(Dataset items)

● ● ● ●

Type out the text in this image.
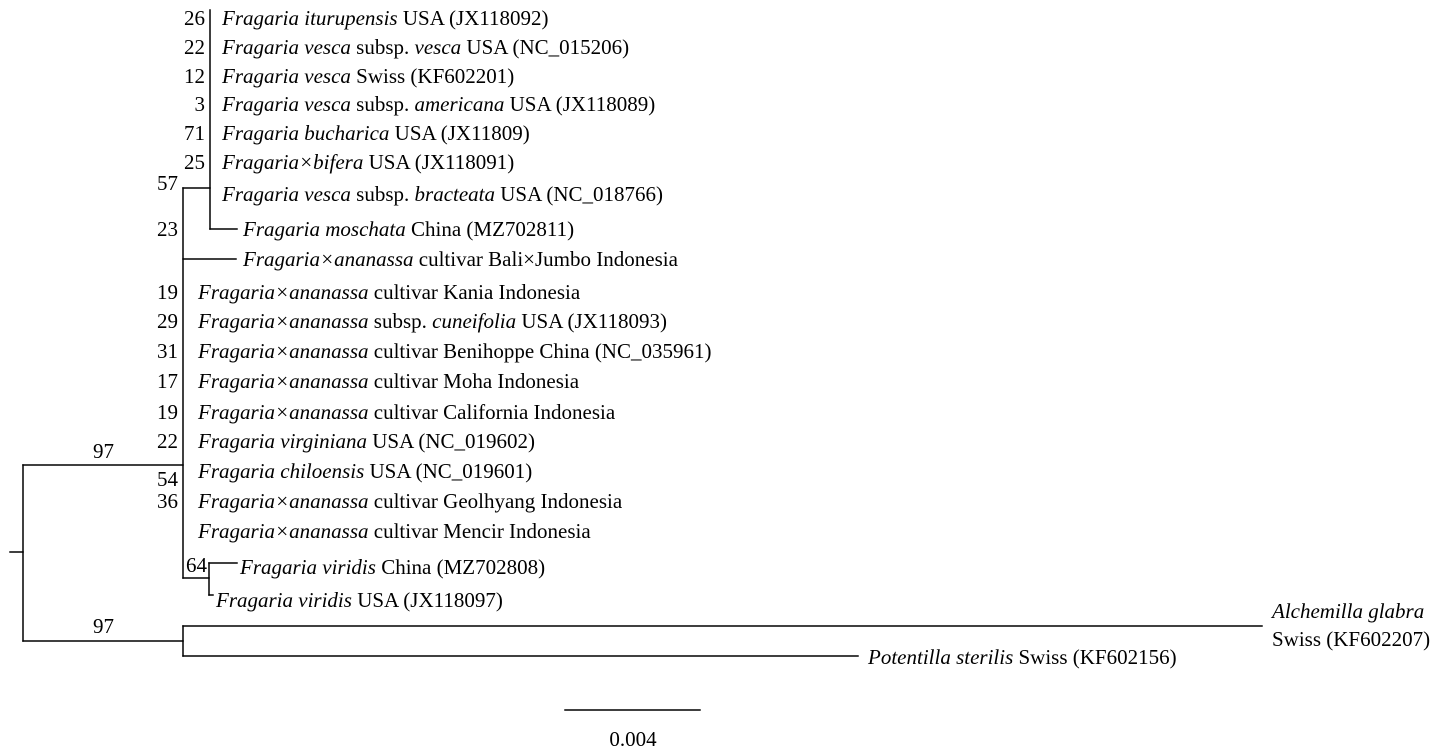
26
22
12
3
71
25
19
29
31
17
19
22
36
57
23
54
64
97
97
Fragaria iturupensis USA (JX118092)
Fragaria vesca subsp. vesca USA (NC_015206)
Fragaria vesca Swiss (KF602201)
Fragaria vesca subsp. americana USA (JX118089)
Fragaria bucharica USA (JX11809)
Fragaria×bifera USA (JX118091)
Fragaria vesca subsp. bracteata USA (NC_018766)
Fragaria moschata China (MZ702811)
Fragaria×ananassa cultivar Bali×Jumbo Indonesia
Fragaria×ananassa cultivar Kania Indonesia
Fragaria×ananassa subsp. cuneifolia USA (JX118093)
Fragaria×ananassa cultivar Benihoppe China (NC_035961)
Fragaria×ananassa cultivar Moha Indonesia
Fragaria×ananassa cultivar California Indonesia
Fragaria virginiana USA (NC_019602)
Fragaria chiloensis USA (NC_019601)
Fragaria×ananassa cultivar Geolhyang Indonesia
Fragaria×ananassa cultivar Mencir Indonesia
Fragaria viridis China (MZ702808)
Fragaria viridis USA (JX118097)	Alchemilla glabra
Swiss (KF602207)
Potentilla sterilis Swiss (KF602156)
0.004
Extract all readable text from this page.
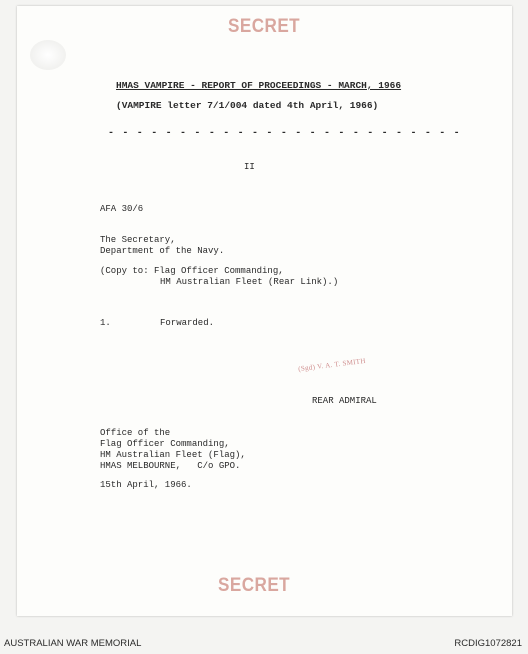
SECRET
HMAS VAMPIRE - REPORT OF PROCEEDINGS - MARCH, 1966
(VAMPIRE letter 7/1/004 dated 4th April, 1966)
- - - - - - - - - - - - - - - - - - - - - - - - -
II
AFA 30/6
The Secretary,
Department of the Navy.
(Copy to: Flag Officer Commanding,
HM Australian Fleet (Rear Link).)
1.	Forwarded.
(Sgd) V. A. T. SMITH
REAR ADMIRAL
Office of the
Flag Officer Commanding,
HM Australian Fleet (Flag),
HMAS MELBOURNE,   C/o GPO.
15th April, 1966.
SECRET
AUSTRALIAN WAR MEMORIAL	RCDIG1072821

● ● ● ●

What needs to be done
Copy the records exactly. Skip the pictures.

Right answer
Type out the text in this image.
26
22
12
3
71
25
19
29
31
17
19
22
36
57
23
54
64
97
97
Fragaria iturupensis USA (JX118092)
Fragaria vesca subsp. vesca USA (NC_015206)
Fragaria vesca Swiss (KF602201)
Fragaria vesca subsp. americana USA (JX118089)
Fragaria bucharica USA (JX11809)
Fragaria×bifera USA (JX118091)
Fragaria vesca subsp. bracteata USA (NC_018766)
Fragaria moschata China (MZ702811)
Fragaria×ananassa cultivar Bali×Jumbo Indonesia
Fragaria×ananassa cultivar Kania Indonesia
Fragaria×ananassa subsp. cuneifolia USA (JX118093)
Fragaria×ananassa cultivar Benihoppe China (NC_035961)
Fragaria×ananassa cultivar Moha Indonesia
Fragaria×ananassa cultivar California Indonesia
Fragaria virginiana USA (NC_019602)
Fragaria chiloensis USA (NC_019601)
Fragaria×ananassa cultivar Geolhyang Indonesia
Fragaria×ananassa cultivar Mencir Indonesia
Fragaria viridis China (MZ702808)
Fragaria viridis USA (JX118097)	Alchemilla glabra
Swiss (KF602207)
Potentilla sterilis Swiss (KF602156)
0.004
Extract all readable text from this page.
SECRET
HMAS VAMPIRE - REPORT OF PROCEEDINGS - MARCH, 1966
(VAMPIRE letter 7/1/004 dated 4th April, 1966)
- - - - - - - - - - - - - - - - - - - - - - - - -
II
AFA 30/6
The Secretary,
Department of the Navy.
(Copy to: Flag Officer Commanding,
HM Australian Fleet (Rear Link).)
1.	Forwarded.
(Sgd) V. A. T. SMITH
REAR ADMIRAL
Office of the
Flag Officer Commanding,
HM Australian Fleet (Flag),
HMAS MELBOURNE,   C/o GPO.
15th April, 1966.
SECRET
AUSTRALIAN WAR MEMORIAL	RCDIG1072821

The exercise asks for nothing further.